Identify the lines that contain the string "Teams", then copy each of them.

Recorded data
▼▼▼
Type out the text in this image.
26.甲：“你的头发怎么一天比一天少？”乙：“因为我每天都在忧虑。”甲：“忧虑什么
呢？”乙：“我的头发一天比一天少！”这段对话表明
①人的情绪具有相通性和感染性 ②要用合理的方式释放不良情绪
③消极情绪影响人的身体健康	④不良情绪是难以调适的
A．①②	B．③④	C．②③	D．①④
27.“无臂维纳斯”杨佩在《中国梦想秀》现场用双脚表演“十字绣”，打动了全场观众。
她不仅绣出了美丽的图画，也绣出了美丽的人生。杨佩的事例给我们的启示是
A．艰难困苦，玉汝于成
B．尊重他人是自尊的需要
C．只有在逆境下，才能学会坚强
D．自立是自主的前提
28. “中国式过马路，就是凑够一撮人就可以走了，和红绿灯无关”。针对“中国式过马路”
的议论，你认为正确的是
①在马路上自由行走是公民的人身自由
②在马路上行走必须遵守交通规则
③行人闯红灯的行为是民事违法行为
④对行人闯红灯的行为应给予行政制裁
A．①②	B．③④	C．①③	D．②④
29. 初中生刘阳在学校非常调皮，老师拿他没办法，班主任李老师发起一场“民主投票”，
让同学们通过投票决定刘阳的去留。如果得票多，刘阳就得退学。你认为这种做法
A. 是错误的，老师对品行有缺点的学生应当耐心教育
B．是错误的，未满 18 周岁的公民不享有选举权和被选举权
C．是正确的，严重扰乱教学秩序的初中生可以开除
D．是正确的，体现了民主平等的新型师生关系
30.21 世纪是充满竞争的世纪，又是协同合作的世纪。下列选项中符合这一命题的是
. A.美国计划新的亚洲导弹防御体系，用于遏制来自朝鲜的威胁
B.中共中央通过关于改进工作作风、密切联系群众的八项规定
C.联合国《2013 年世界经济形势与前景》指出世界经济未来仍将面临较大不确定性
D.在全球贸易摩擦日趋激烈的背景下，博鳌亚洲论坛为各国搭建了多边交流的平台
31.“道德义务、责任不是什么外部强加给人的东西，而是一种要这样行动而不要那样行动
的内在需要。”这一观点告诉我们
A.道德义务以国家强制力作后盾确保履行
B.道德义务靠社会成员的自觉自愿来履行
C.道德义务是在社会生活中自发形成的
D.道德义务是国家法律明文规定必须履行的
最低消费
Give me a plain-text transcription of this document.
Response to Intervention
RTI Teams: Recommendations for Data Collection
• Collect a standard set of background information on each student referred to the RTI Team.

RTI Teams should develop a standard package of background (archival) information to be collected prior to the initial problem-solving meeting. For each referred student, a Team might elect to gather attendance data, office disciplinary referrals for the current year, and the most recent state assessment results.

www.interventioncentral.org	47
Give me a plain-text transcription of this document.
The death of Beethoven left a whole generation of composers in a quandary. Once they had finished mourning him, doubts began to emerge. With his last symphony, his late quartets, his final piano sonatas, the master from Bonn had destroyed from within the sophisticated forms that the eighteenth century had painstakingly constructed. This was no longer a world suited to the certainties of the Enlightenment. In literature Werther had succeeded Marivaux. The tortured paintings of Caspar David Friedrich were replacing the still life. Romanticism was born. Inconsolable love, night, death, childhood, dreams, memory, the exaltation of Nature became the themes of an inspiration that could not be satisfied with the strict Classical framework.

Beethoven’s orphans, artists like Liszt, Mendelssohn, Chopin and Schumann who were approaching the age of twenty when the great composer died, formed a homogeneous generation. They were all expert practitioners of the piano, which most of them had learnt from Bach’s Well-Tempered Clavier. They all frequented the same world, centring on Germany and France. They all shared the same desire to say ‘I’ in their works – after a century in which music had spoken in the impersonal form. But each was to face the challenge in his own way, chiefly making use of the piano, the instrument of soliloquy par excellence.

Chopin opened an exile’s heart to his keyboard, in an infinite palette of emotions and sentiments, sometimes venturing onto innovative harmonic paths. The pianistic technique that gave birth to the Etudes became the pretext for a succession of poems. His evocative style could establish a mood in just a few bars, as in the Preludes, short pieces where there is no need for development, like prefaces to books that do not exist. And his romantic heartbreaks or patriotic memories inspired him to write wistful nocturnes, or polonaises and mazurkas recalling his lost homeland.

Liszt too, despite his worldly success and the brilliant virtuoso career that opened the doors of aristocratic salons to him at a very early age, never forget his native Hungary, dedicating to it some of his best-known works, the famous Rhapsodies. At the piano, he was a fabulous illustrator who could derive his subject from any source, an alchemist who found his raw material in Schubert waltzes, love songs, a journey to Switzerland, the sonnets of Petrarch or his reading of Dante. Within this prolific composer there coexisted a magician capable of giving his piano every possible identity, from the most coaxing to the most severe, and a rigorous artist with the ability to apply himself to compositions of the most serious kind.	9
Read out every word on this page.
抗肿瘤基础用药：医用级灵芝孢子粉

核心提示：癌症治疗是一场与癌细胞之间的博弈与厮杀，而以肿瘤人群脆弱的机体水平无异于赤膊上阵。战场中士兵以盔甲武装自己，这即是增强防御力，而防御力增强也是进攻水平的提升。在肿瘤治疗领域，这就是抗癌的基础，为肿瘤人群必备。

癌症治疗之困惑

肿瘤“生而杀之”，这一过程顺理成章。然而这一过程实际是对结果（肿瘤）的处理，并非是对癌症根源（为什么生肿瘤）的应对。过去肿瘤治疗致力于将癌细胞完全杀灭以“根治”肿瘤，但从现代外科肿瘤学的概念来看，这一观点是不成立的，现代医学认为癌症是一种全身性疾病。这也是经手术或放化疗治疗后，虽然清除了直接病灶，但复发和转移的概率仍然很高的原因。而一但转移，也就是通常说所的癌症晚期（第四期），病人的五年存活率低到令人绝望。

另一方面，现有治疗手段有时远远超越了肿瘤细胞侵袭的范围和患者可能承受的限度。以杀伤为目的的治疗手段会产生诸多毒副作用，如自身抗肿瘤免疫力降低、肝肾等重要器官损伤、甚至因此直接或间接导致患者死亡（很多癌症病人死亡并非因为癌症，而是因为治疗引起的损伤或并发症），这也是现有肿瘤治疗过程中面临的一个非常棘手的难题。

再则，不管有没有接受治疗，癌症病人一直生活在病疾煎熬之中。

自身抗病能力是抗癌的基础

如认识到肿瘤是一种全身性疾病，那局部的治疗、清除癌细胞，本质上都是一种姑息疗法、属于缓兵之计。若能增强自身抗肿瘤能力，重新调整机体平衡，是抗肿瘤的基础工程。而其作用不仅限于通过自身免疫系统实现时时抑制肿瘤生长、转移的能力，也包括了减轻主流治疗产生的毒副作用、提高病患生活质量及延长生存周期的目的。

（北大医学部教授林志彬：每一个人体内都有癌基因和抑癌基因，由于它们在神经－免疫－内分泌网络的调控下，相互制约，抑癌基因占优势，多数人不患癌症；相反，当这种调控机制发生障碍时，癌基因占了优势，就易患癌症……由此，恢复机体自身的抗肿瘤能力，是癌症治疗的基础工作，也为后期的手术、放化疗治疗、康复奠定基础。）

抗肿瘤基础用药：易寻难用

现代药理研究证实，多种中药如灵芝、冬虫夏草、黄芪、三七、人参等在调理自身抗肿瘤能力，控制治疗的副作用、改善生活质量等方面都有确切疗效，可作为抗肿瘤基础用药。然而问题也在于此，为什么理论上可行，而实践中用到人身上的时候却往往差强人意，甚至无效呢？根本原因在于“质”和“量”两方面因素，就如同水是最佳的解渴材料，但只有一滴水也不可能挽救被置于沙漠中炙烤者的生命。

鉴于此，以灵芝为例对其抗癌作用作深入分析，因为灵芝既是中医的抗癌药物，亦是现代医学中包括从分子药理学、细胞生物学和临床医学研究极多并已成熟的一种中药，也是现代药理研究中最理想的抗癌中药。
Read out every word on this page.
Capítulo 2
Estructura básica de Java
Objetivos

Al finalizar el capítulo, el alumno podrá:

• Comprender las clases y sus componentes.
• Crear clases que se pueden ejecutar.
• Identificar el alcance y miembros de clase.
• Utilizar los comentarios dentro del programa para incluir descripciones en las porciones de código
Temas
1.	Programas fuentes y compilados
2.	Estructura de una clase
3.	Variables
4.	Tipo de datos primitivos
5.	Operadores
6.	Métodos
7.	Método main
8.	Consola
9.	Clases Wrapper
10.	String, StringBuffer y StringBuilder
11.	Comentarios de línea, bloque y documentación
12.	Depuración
▲▲▲
▶ **The response**
RTI Teams: Recommendations for Data Collection
RTI Teams should develop a standard package of background (archival) information to be collected prior to the initial problem-solving meeting. For each referred student, a Team might elect to gather attendance data, office disciplinary referrals for the current year, and the most recent state assessment results.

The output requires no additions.